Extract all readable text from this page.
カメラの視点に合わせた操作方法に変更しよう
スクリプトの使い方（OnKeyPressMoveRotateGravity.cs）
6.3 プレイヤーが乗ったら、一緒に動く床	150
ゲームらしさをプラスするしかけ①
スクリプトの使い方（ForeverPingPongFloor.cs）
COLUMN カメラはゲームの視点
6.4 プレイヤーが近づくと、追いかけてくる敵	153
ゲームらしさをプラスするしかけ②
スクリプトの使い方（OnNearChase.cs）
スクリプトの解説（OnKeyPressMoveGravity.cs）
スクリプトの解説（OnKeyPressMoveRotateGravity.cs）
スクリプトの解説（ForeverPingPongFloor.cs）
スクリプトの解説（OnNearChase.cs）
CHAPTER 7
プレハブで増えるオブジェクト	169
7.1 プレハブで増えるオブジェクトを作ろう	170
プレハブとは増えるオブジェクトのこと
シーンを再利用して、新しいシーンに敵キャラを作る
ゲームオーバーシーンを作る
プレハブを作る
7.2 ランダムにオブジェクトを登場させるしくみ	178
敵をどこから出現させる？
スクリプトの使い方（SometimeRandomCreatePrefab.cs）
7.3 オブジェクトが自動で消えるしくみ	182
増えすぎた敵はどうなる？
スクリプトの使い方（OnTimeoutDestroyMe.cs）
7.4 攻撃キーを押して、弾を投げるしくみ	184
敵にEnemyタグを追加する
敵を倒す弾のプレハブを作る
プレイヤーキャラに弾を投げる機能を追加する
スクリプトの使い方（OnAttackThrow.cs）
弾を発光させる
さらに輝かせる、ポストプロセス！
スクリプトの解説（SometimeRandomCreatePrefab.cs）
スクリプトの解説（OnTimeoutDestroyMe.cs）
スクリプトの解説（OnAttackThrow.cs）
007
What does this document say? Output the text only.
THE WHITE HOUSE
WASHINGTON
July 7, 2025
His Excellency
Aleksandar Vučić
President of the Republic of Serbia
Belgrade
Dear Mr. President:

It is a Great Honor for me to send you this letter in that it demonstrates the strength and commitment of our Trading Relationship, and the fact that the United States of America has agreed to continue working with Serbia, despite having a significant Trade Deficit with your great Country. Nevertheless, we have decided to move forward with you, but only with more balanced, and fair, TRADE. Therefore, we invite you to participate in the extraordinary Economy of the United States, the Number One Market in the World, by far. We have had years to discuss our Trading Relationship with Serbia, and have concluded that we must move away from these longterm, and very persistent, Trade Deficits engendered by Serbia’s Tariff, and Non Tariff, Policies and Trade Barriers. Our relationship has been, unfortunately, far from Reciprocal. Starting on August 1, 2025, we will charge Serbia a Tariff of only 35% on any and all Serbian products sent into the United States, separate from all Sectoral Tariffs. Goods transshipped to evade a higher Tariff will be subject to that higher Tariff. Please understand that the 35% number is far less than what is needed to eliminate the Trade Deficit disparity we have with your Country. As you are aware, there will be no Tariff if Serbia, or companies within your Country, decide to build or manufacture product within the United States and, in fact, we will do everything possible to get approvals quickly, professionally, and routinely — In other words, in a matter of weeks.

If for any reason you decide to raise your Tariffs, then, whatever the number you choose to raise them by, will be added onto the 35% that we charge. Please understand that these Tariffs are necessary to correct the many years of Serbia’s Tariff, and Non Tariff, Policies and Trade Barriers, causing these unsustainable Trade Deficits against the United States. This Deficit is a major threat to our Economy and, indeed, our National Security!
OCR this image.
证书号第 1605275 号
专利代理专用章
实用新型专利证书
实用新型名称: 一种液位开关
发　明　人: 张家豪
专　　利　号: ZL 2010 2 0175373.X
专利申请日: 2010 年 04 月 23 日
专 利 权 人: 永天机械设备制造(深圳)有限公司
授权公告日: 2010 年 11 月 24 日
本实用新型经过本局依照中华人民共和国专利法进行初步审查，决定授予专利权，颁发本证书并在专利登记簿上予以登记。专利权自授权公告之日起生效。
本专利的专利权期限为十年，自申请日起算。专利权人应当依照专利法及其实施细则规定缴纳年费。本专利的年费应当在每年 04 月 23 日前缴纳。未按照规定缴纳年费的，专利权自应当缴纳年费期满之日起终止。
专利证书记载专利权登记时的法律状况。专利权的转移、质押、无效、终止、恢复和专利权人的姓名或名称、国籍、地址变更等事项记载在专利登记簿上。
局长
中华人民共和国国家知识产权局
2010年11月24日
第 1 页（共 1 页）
____________________
▶ [Requirement] From the data above, pick out each line containing "President" and copy it.

▶ [Finished task]
President of the Republic of Serbia
Dear Mr. President:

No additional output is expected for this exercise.